> What is expected
Repeat the material in full. Keep every line exactly as it is.

[Collected data]
* BEGIN *

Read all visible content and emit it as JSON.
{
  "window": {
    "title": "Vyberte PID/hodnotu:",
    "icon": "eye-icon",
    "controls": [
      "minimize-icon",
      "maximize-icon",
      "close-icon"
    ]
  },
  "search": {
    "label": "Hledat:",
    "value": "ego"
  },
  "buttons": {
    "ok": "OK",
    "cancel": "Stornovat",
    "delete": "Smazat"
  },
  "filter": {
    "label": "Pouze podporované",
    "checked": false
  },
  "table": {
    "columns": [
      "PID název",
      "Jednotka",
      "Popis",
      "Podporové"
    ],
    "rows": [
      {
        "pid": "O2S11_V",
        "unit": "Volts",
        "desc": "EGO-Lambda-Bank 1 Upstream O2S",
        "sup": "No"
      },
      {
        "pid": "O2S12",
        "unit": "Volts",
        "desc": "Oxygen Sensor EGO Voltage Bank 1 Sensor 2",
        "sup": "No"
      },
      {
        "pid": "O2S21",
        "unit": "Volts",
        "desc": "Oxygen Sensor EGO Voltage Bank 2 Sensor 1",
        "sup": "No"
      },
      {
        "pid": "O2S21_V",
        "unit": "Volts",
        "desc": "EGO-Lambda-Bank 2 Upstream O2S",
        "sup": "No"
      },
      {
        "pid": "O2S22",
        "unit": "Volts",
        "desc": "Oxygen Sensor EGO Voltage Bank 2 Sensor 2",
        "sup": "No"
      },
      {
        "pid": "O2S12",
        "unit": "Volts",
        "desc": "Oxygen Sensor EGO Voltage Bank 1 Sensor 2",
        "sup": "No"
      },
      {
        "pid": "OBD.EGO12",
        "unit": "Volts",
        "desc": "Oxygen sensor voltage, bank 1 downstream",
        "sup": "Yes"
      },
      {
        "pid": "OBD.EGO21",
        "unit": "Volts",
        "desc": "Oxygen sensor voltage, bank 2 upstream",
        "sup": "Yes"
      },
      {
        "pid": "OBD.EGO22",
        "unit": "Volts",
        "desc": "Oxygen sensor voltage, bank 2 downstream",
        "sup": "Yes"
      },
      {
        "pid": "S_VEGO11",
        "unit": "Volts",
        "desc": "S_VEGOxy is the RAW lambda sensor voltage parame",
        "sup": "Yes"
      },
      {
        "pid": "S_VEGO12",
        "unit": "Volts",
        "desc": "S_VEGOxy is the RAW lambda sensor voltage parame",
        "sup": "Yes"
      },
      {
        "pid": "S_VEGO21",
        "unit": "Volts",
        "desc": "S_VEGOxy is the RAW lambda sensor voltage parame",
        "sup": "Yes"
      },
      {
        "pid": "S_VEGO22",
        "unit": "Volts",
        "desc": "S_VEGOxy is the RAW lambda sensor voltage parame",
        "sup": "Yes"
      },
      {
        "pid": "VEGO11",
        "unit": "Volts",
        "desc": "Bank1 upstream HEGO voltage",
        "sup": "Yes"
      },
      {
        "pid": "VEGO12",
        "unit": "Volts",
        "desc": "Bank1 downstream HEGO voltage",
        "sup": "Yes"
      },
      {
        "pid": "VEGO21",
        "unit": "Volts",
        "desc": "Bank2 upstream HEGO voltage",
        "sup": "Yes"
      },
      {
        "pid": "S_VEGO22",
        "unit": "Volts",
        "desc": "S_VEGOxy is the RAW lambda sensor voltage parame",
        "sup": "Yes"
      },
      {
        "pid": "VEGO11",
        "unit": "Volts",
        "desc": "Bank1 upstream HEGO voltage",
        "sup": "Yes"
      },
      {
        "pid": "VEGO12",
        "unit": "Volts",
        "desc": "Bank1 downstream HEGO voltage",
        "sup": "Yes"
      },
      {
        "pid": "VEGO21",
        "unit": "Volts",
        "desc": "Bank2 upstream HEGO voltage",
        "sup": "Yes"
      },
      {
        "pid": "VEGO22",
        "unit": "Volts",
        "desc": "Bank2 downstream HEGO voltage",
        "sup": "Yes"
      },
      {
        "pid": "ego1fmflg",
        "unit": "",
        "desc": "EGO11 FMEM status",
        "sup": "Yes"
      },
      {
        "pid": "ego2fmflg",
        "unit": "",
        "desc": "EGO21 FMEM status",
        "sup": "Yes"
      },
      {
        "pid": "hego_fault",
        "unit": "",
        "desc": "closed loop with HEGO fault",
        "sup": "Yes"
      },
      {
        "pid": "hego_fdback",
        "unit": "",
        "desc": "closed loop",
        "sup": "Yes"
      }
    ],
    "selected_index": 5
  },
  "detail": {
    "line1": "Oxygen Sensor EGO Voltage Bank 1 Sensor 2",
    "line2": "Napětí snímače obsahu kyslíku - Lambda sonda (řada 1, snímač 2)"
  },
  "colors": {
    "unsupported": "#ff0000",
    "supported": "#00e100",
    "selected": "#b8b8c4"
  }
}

* END *

> Answer for the task
Read all visible content and emit it as JSON.
{
  "window": {
    "title": "Vyberte PID/hodnotu:",
    "icon": "eye-icon",
    "controls": [
      "minimize-icon",
      "maximize-icon",
      "close-icon"
    ]
  },
  "search": {
    "label": "Hledat:",
    "value": "ego"
  },
  "buttons": {
    "ok": "OK",
    "cancel": "Stornovat",
    "delete": "Smazat"
  },
  "filter": {
    "label": "Pouze podporované",
    "checked": false
  },
  "table": {
    "columns": [
      "PID název",
      "Jednotka",
      "Popis",
      "Podporové"
    ],
    "rows": [
      {
        "pid": "O2S11_V",
        "unit": "Volts",
        "desc": "EGO-Lambda-Bank 1 Upstream O2S",
        "sup": "No"
      },
      {
        "pid": "O2S12",
        "unit": "Volts",
        "desc": "Oxygen Sensor EGO Voltage Bank 1 Sensor 2",
        "sup": "No"
      },
      {
        "pid": "O2S21",
        "unit": "Volts",
        "desc": "Oxygen Sensor EGO Voltage Bank 2 Sensor 1",
        "sup": "No"
      },
      {
        "pid": "O2S21_V",
        "unit": "Volts",
        "desc": "EGO-Lambda-Bank 2 Upstream O2S",
        "sup": "No"
      },
      {
        "pid": "O2S22",
        "unit": "Volts",
        "desc": "Oxygen Sensor EGO Voltage Bank 2 Sensor 2",
        "sup": "No"
      },
      {
        "pid": "O2S12",
        "unit": "Volts",
        "desc": "Oxygen Sensor EGO Voltage Bank 1 Sensor 2",
        "sup": "No"
      },
      {
        "pid": "OBD.EGO12",
        "unit": "Volts",
        "desc": "Oxygen sensor voltage, bank 1 downstream",
        "sup": "Yes"
      },
      {
        "pid": "OBD.EGO21",
        "unit": "Volts",
        "desc": "Oxygen sensor voltage, bank 2 upstream",
        "sup": "Yes"
      },
      {
        "pid": "OBD.EGO22",
        "unit": "Volts",
        "desc": "Oxygen sensor voltage, bank 2 downstream",
        "sup": "Yes"
      },
      {
        "pid": "S_VEGO11",
        "unit": "Volts",
        "desc": "S_VEGOxy is the RAW lambda sensor voltage parame",
        "sup": "Yes"
      },
      {
        "pid": "S_VEGO12",
        "unit": "Volts",
        "desc": "S_VEGOxy is the RAW lambda sensor voltage parame",
        "sup": "Yes"
      },
      {
        "pid": "S_VEGO21",
        "unit": "Volts",
        "desc": "S_VEGOxy is the RAW lambda sensor voltage parame",
        "sup": "Yes"
      },
      {
        "pid": "S_VEGO22",
        "unit": "Volts",
        "desc": "S_VEGOxy is the RAW lambda sensor voltage parame",
        "sup": "Yes"
      },
      {
        "pid": "VEGO11",
        "unit": "Volts",
        "desc": "Bank1 upstream HEGO voltage",
        "sup": "Yes"
      },
      {
        "pid": "VEGO12",
        "unit": "Volts",
        "desc": "Bank1 downstream HEGO voltage",
        "sup": "Yes"
      },
      {
        "pid": "VEGO21",
        "unit": "Volts",
        "desc": "Bank2 upstream HEGO voltage",
        "sup": "Yes"
      },
      {
        "pid": "S_VEGO22",
        "unit": "Volts",
        "desc": "S_VEGOxy is the RAW lambda sensor voltage parame",
        "sup": "Yes"
      },
      {
        "pid": "VEGO11",
        "unit": "Volts",
        "desc": "Bank1 upstream HEGO voltage",
        "sup": "Yes"
      },
      {
        "pid": "VEGO12",
        "unit": "Volts",
        "desc": "Bank1 downstream HEGO voltage",
        "sup": "Yes"
      },
      {
        "pid": "VEGO21",
        "unit": "Volts",
        "desc": "Bank2 upstream HEGO voltage",
        "sup": "Yes"
      },
      {
        "pid": "VEGO22",
        "unit": "Volts",
        "desc": "Bank2 downstream HEGO voltage",
        "sup": "Yes"
      },
      {
        "pid": "ego1fmflg",
        "unit": "",
        "desc": "EGO11 FMEM status",
        "sup": "Yes"
      },
      {
        "pid": "ego2fmflg",
        "unit": "",
        "desc": "EGO21 FMEM status",
        "sup": "Yes"
      },
      {
        "pid": "hego_fault",
        "unit": "",
        "desc": "closed loop with HEGO fault",
        "sup": "Yes"
      },
      {
        "pid": "hego_fdback",
        "unit": "",
        "desc": "closed loop",
        "sup": "Yes"
      }
    ],
    "selected_index": 5
  },
  "detail": {
    "line1": "Oxygen Sensor EGO Voltage Bank 1 Sensor 2",
    "line2": "Napětí snímače obsahu kyslíku - Lambda sonda (řada 1, snímač 2)"
  },
  "colors": {
    "unsupported": "#ff0000",
    "supported": "#00e100",
    "selected": "#b8b8c4"
  }
}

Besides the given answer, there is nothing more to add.